(Items from a data source)
-.-.-
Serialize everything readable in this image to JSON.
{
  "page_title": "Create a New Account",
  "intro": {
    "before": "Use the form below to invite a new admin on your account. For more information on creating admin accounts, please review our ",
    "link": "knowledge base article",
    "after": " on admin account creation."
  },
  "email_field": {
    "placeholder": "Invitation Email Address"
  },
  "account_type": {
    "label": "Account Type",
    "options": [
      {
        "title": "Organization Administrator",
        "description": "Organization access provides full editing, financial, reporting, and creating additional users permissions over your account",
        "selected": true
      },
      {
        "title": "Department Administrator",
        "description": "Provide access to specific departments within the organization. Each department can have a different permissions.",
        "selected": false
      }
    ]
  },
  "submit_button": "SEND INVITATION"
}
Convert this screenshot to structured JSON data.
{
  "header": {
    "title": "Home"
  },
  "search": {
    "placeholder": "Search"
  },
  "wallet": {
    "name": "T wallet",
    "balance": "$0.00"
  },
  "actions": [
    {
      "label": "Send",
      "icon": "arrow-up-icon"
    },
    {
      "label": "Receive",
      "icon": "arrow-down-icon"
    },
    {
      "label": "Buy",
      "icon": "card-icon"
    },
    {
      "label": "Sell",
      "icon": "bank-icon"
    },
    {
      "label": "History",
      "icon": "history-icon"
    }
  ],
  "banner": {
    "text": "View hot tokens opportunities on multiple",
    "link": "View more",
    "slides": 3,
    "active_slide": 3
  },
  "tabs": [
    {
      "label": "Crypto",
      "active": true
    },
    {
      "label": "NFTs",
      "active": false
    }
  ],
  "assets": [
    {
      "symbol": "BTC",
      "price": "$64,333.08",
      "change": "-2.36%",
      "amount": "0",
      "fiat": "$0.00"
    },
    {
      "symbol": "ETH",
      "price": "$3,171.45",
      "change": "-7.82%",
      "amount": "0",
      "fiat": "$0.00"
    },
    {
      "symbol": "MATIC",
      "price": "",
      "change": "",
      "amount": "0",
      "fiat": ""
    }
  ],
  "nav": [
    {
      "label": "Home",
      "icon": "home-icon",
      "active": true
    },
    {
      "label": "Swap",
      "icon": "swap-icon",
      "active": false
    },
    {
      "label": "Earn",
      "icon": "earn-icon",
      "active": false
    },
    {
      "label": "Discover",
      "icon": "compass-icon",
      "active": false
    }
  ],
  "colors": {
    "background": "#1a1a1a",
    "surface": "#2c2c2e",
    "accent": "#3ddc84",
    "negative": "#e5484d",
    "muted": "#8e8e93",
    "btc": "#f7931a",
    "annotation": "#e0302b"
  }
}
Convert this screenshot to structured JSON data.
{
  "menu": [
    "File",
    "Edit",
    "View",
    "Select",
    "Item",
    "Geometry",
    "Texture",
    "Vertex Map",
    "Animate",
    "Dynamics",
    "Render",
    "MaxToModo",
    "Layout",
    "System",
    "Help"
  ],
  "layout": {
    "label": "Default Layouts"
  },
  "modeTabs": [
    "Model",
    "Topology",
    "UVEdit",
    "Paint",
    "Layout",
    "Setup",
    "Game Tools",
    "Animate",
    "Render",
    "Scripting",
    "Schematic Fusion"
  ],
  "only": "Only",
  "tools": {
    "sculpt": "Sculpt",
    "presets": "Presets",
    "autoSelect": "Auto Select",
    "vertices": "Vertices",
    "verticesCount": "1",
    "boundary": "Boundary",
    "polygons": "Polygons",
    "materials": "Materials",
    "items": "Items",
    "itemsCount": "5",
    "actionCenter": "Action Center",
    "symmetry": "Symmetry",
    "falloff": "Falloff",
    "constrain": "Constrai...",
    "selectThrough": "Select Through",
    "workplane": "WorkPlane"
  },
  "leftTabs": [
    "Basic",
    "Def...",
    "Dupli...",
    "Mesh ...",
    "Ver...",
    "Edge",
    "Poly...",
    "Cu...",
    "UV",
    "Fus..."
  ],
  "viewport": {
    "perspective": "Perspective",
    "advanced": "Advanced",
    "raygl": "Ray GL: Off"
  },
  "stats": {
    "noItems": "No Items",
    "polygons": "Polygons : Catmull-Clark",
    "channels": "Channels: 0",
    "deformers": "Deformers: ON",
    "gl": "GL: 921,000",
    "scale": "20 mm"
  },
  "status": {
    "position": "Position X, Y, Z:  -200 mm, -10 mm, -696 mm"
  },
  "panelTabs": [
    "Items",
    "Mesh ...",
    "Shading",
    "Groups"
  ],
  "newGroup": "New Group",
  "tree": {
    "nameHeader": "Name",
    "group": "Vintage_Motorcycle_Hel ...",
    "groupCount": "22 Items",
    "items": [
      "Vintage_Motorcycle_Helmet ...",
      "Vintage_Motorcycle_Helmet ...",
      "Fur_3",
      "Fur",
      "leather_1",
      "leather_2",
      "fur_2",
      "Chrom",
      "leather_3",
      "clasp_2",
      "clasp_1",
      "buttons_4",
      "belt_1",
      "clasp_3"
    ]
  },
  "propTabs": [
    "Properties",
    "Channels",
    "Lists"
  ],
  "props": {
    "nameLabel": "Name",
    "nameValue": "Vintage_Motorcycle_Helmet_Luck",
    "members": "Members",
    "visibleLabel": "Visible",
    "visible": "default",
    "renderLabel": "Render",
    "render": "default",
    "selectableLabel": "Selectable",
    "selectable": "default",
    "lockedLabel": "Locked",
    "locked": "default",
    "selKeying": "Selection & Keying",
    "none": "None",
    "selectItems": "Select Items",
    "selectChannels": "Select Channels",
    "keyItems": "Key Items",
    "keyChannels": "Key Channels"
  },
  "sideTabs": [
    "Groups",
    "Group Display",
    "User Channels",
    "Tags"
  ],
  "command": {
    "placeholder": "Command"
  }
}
-.-.-
* Task instructions
Extract all lines containing the word "creating".

* Result below
    "before": "Use the form below to invite a new admin on your account. For more information on creating admin accounts, please review our ",
        "description": "Organization access provides full editing, financial, reporting, and creating additional users permissions over your account",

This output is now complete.